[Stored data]
::::
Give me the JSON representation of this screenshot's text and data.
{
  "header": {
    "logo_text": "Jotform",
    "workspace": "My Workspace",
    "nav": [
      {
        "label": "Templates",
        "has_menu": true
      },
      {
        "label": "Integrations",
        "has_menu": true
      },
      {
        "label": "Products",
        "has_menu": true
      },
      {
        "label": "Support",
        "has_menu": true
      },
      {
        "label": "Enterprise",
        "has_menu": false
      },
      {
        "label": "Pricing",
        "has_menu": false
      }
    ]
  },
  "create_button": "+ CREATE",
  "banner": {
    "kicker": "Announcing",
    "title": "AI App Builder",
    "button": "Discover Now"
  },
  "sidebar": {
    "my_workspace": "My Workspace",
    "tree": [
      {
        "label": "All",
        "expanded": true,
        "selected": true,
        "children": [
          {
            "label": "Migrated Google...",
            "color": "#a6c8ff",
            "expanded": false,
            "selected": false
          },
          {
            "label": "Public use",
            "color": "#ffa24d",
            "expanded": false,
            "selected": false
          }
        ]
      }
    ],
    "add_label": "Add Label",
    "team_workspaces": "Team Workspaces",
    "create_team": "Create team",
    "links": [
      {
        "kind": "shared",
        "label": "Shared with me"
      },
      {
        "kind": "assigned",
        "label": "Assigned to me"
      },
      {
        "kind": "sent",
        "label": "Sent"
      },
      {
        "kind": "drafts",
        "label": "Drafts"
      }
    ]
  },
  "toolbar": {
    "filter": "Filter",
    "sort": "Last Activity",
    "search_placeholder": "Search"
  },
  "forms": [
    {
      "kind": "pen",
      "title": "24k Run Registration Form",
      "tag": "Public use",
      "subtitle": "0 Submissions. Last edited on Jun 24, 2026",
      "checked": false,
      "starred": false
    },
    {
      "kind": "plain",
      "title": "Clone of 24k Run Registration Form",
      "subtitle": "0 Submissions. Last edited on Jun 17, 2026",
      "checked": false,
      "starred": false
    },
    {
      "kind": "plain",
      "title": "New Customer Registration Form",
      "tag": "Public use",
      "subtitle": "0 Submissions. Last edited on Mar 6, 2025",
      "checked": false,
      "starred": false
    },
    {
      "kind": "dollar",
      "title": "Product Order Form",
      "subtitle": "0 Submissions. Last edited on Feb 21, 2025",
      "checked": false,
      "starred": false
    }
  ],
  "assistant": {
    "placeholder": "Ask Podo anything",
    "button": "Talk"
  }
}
::::
Reproduce the material above without altering a single character.

Give me the JSON representation of this screenshot's text and data.
{
  "header": {
    "logo_text": "Jotform",
    "workspace": "My Workspace",
    "nav": [
      {
        "label": "Templates",
        "has_menu": true
      },
      {
        "label": "Integrations",
        "has_menu": true
      },
      {
        "label": "Products",
        "has_menu": true
      },
      {
        "label": "Support",
        "has_menu": true
      },
      {
        "label": "Enterprise",
        "has_menu": false
      },
      {
        "label": "Pricing",
        "has_menu": false
      }
    ]
  },
  "create_button": "+ CREATE",
  "banner": {
    "kicker": "Announcing",
    "title": "AI App Builder",
    "button": "Discover Now"
  },
  "sidebar": {
    "my_workspace": "My Workspace",
    "tree": [
      {
        "label": "All",
        "expanded": true,
        "selected": true,
        "children": [
          {
            "label": "Migrated Google...",
            "color": "#a6c8ff",
            "expanded": false,
            "selected": false
          },
          {
            "label": "Public use",
            "color": "#ffa24d",
            "expanded": false,
            "selected": false
          }
        ]
      }
    ],
    "add_label": "Add Label",
    "team_workspaces": "Team Workspaces",
    "create_team": "Create team",
    "links": [
      {
        "kind": "shared",
        "label": "Shared with me"
      },
      {
        "kind": "assigned",
        "label": "Assigned to me"
      },
      {
        "kind": "sent",
        "label": "Sent"
      },
      {
        "kind": "drafts",
        "label": "Drafts"
      }
    ]
  },
  "toolbar": {
    "filter": "Filter",
    "sort": "Last Activity",
    "search_placeholder": "Search"
  },
  "forms": [
    {
      "kind": "pen",
      "title": "24k Run Registration Form",
      "tag": "Public use",
      "subtitle": "0 Submissions. Last edited on Jun 24, 2026",
      "checked": false,
      "starred": false
    },
    {
      "kind": "plain",
      "title": "Clone of 24k Run Registration Form",
      "subtitle": "0 Submissions. Last edited on Jun 17, 2026",
      "checked": false,
      "starred": false
    },
    {
      "kind": "plain",
      "title": "New Customer Registration Form",
      "tag": "Public use",
      "subtitle": "0 Submissions. Last edited on Mar 6, 2025",
      "checked": false,
      "starred": false
    },
    {
      "kind": "dollar",
      "title": "Product Order Form",
      "subtitle": "0 Submissions. Last edited on Feb 21, 2025",
      "checked": false,
      "starred": false
    }
  ],
  "assistant": {
    "placeholder": "Ask Podo anything",
    "button": "Talk"
  }
}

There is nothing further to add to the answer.